AIM OF THE TASK
Copy every line that contains the string "Dated" from the entries below.
START LISTED RECORDS
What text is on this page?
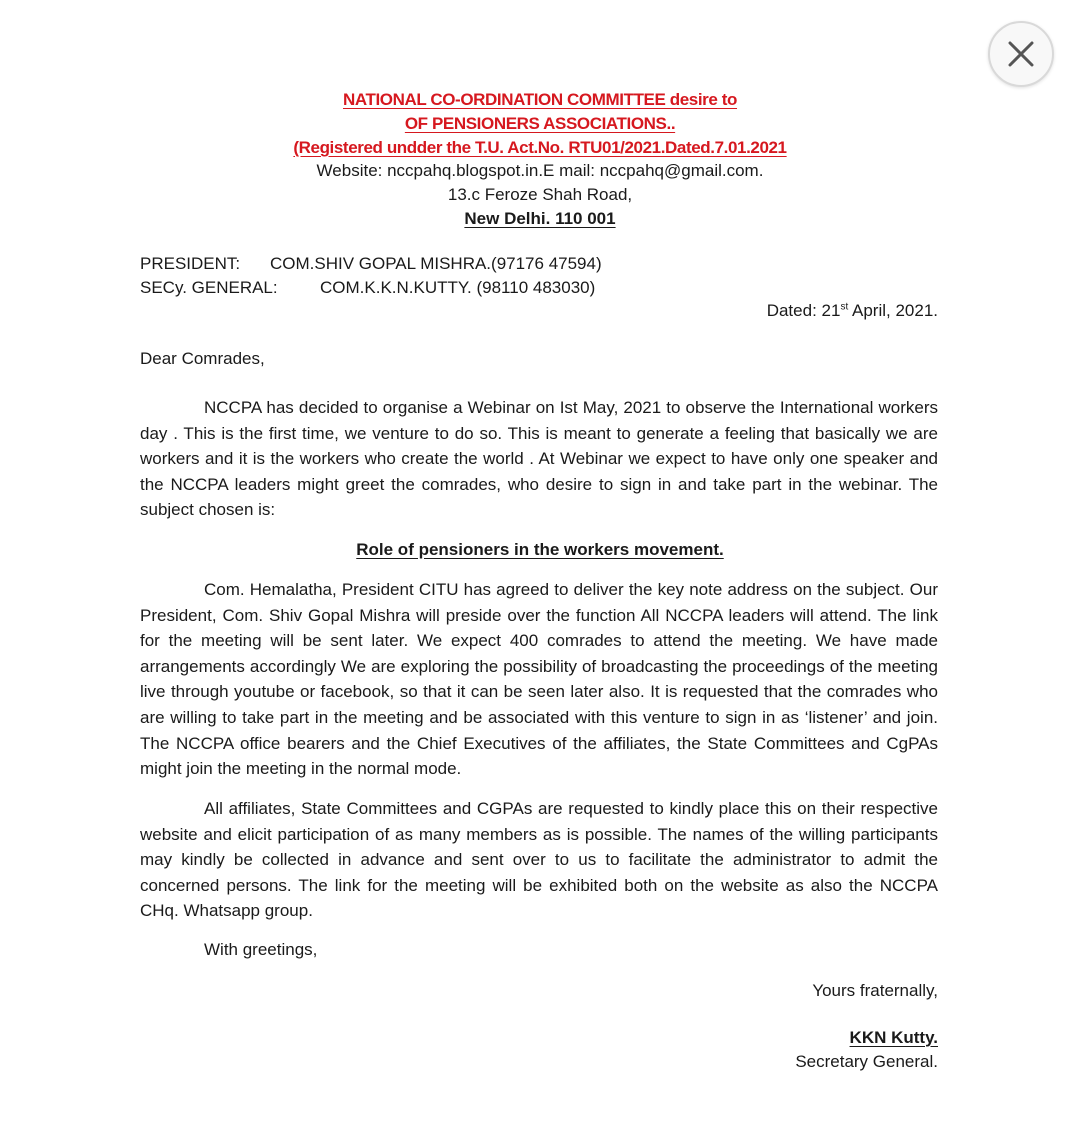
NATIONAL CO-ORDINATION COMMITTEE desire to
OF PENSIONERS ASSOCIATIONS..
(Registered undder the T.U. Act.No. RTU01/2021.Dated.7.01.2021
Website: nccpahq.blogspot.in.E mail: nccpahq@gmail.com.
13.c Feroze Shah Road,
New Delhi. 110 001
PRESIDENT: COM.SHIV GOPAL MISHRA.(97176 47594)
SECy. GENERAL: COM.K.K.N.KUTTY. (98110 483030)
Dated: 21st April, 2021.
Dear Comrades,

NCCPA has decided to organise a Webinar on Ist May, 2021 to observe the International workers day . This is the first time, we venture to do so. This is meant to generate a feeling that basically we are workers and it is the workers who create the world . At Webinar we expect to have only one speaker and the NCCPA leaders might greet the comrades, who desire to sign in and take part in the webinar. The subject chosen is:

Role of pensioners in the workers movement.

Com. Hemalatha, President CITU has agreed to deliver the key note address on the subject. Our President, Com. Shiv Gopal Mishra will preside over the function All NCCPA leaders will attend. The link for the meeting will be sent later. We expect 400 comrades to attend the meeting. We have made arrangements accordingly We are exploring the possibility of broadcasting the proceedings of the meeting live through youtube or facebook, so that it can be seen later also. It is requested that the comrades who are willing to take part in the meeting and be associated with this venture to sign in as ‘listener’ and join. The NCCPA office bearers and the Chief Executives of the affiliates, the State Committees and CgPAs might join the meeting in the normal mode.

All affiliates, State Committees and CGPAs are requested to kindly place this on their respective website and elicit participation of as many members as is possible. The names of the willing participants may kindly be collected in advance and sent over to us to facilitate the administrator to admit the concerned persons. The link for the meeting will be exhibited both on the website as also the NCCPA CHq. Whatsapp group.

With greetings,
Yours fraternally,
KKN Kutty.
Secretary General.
END LISTED RECORDS
RESPONSE
(Registered undder the T.U. Act.No. RTU01/2021.Dated.7.01.2021
Dated: 21st April, 2021.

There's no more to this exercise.